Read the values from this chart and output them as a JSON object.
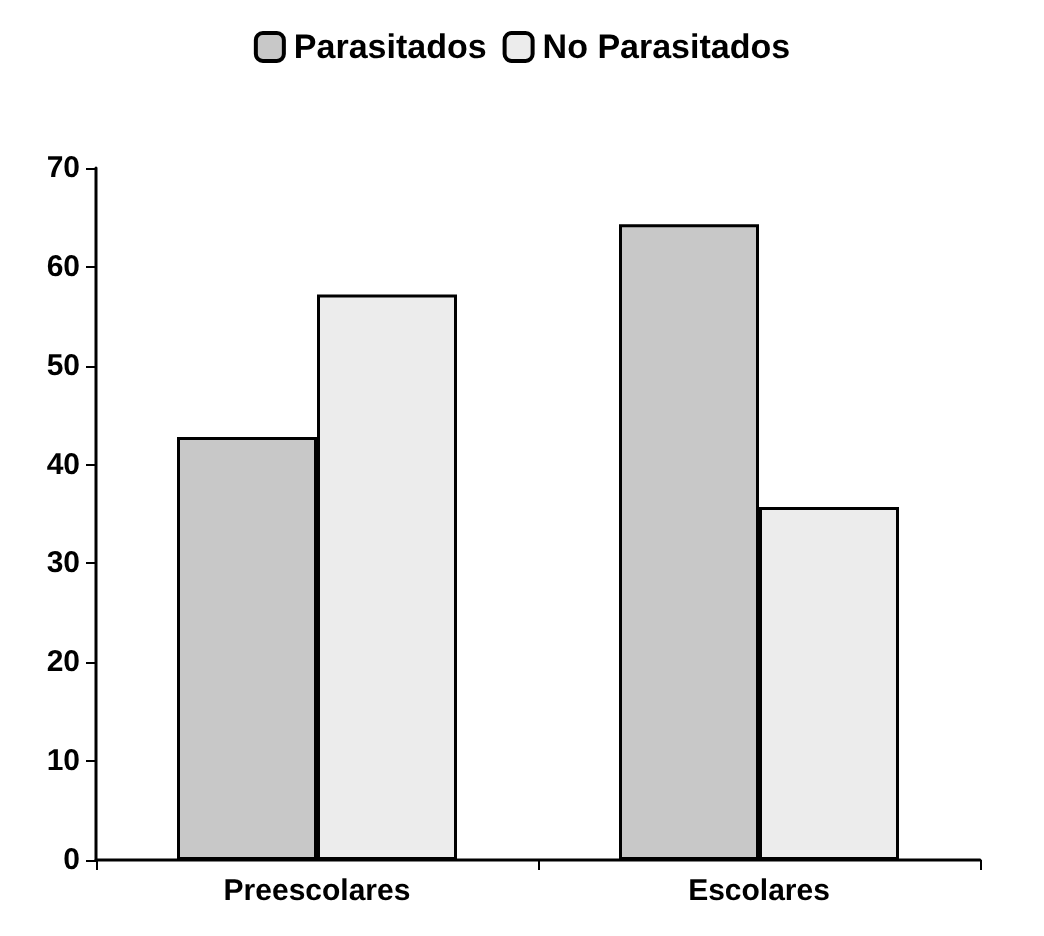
{
  "chart_data": {
    "type": "bar",
    "categories": [
      "Preescolares",
      "Escolares"
    ],
    "series": [
      {
        "name": "Parasitados",
        "color": "#c8c8c8",
        "values": [
          42.8,
          64.3
        ]
      },
      {
        "name": "No Parasitados",
        "color": "#ececec",
        "values": [
          57.2,
          35.7
        ]
      }
    ],
    "ylim": [
      0,
      70
    ],
    "yticks": [
      0,
      10,
      20,
      30,
      40,
      50,
      60,
      70
    ],
    "grid": false,
    "legend": "top"
  }
}
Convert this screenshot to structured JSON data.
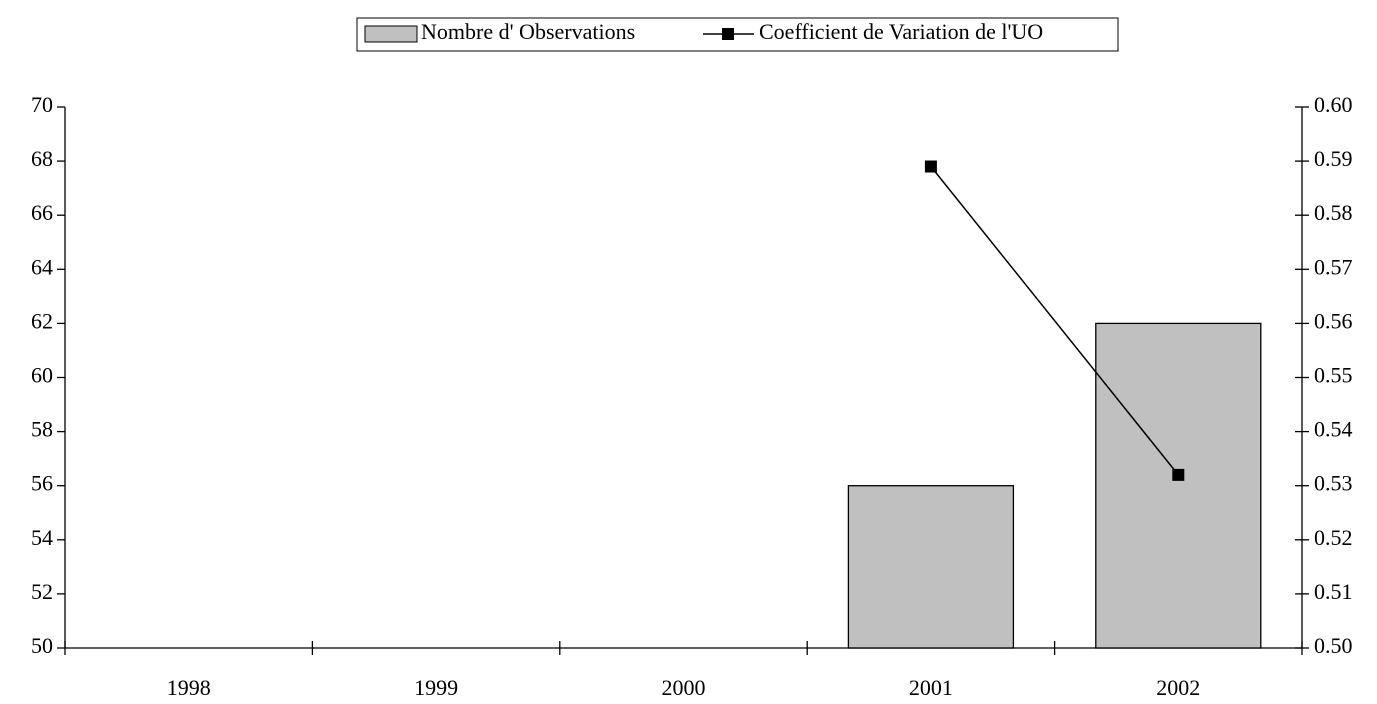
{
  "chart_data": {
    "type": "bar",
    "categories": [
      "1998",
      "1999",
      "2000",
      "2001",
      "2002"
    ],
    "series": [
      {
        "name": "Nombre d' Observations",
        "type": "bar",
        "color": "#c0c0c0",
        "values": [
          null,
          null,
          null,
          56,
          62
        ]
      },
      {
        "name": "Coefficient de Variation de l'UO",
        "type": "line",
        "axis": "y2",
        "color": "#000000",
        "values": [
          null,
          null,
          null,
          0.589,
          0.532
        ]
      }
    ],
    "ylim": [
      50,
      70
    ],
    "yticks": [
      50,
      52,
      54,
      56,
      58,
      60,
      62,
      64,
      66,
      68,
      70
    ],
    "y2lim": [
      0.5,
      0.6
    ],
    "y2ticks": [
      {
        "value": 0.5,
        "label": "0.50"
      },
      0.51,
      0.52,
      0.53,
      0.54,
      0.55,
      0.56,
      0.57,
      0.58,
      0.59,
      {
        "value": 0.6,
        "label": "0.60"
      }
    ],
    "legend": "top"
  }
}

• • • • • • •

_SET EXERCISE_. Among the records above, find each line holding the string "Parasitados" and pull it out.

_EXERCISE SOLUTION_.
        "name": "Parasitados",
        "name": "No Parasitados",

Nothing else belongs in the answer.